**Short task**. In your copy, reproduce the entries exactly as they are, minus the images.

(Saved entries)
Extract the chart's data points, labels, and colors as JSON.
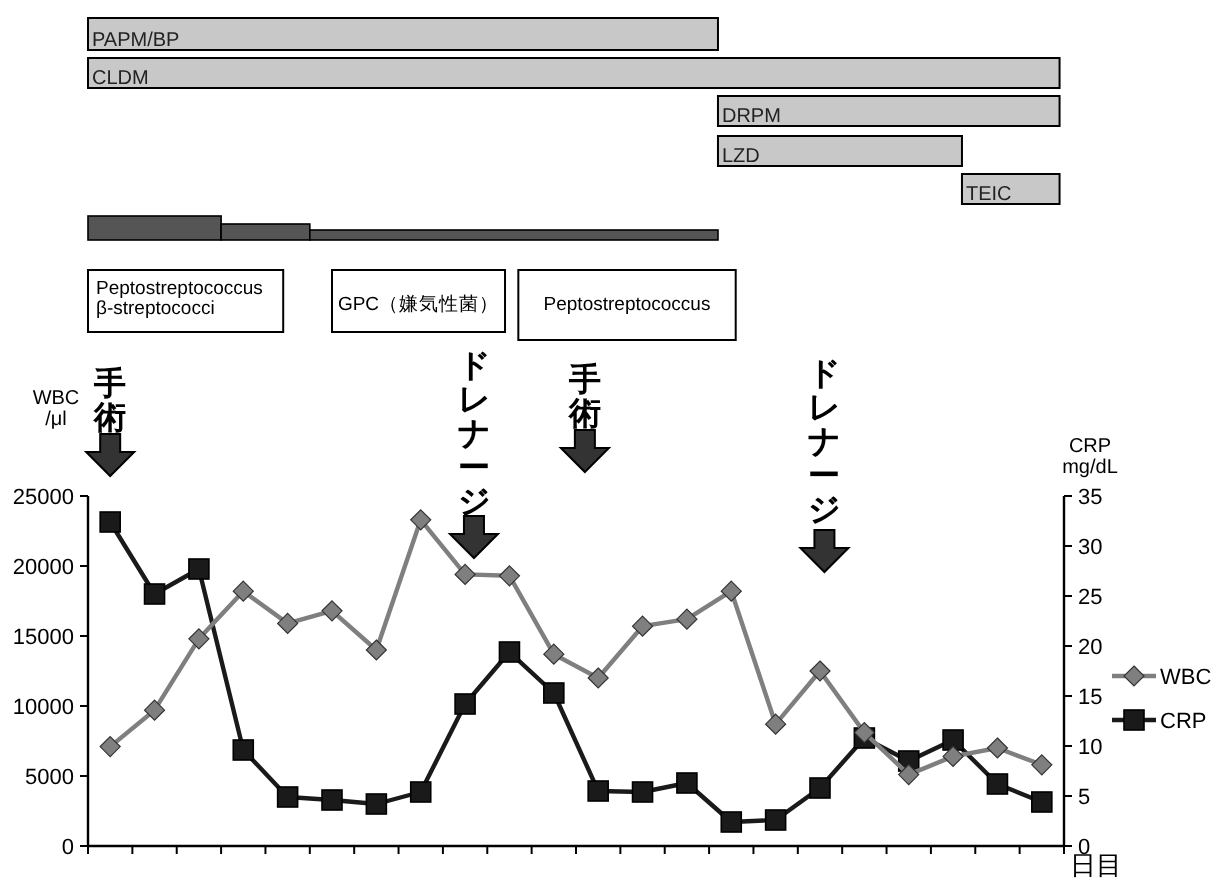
{
  "chart_data": {
    "type": "line",
    "categories": [
      null,
      null,
      null,
      null,
      null,
      null,
      null,
      null,
      null,
      null,
      null,
      null,
      null,
      null,
      null,
      null,
      null,
      null,
      null,
      null,
      null,
      null
    ],
    "xlabel": "日目",
    "ylabel": "WBC\n/μl",
    "y2label": "CRP\nmg/dL",
    "ylim": [
      0,
      25000
    ],
    "yticks": [
      0,
      5000,
      10000,
      15000,
      20000,
      25000
    ],
    "y2lim": [
      0,
      35
    ],
    "y2ticks": [
      0,
      5,
      10,
      15,
      20,
      25,
      30,
      35
    ],
    "legend": "right",
    "grid": false,
    "series": [
      {
        "name": "WBC",
        "color": "#7f7f7f",
        "marker": "diamond",
        "values": [
          7100,
          9700,
          14800,
          18200,
          15900,
          16800,
          14000,
          23300,
          19400,
          19300,
          13700,
          12000,
          15700,
          16200,
          18200,
          8700,
          12500,
          8100,
          5100,
          6400,
          7000,
          5800
        ]
      },
      {
        "name": "CRP",
        "color": "#1a1a1a",
        "marker": "square",
        "axis": "y2",
        "values": [
          32.4,
          25.2,
          27.7,
          9.6,
          4.9,
          4.6,
          4.2,
          5.4,
          14.2,
          19.4,
          15.3,
          5.5,
          5.4,
          6.3,
          2.4,
          2.6,
          5.8,
          10.8,
          8.5,
          10.6,
          6.2,
          4.4
        ]
      }
    ],
    "annotations": [
      "PAPM/BP",
      "CLDM",
      "DRPM",
      "LZD",
      "TEIC",
      "Peptostreptococcus\nβ-streptococci",
      "GPC（嫌気性菌）",
      "Peptostreptococcus",
      "手術",
      "ドレナージ",
      "手術",
      "ドレナージ"
    ]
  }
}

**Reply to the task**.
Extract the chart's data points, labels, and colors as JSON.
{
  "chart_data": {
    "type": "line",
    "categories": [
      null,
      null,
      null,
      null,
      null,
      null,
      null,
      null,
      null,
      null,
      null,
      null,
      null,
      null,
      null,
      null,
      null,
      null,
      null,
      null,
      null,
      null
    ],
    "xlabel": "日目",
    "ylabel": "WBC\n/μl",
    "y2label": "CRP\nmg/dL",
    "ylim": [
      0,
      25000
    ],
    "yticks": [
      0,
      5000,
      10000,
      15000,
      20000,
      25000
    ],
    "y2lim": [
      0,
      35
    ],
    "y2ticks": [
      0,
      5,
      10,
      15,
      20,
      25,
      30,
      35
    ],
    "legend": "right",
    "grid": false,
    "series": [
      {
        "name": "WBC",
        "color": "#7f7f7f",
        "marker": "diamond",
        "values": [
          7100,
          9700,
          14800,
          18200,
          15900,
          16800,
          14000,
          23300,
          19400,
          19300,
          13700,
          12000,
          15700,
          16200,
          18200,
          8700,
          12500,
          8100,
          5100,
          6400,
          7000,
          5800
        ]
      },
      {
        "name": "CRP",
        "color": "#1a1a1a",
        "marker": "square",
        "axis": "y2",
        "values": [
          32.4,
          25.2,
          27.7,
          9.6,
          4.9,
          4.6,
          4.2,
          5.4,
          14.2,
          19.4,
          15.3,
          5.5,
          5.4,
          6.3,
          2.4,
          2.6,
          5.8,
          10.8,
          8.5,
          10.6,
          6.2,
          4.4
        ]
      }
    ],
    "annotations": [
      "PAPM/BP",
      "CLDM",
      "DRPM",
      "LZD",
      "TEIC",
      "Peptostreptococcus\nβ-streptococci",
      "GPC（嫌気性菌）",
      "Peptostreptococcus",
      "手術",
      "ドレナージ",
      "手術",
      "ドレナージ"
    ]
  }
}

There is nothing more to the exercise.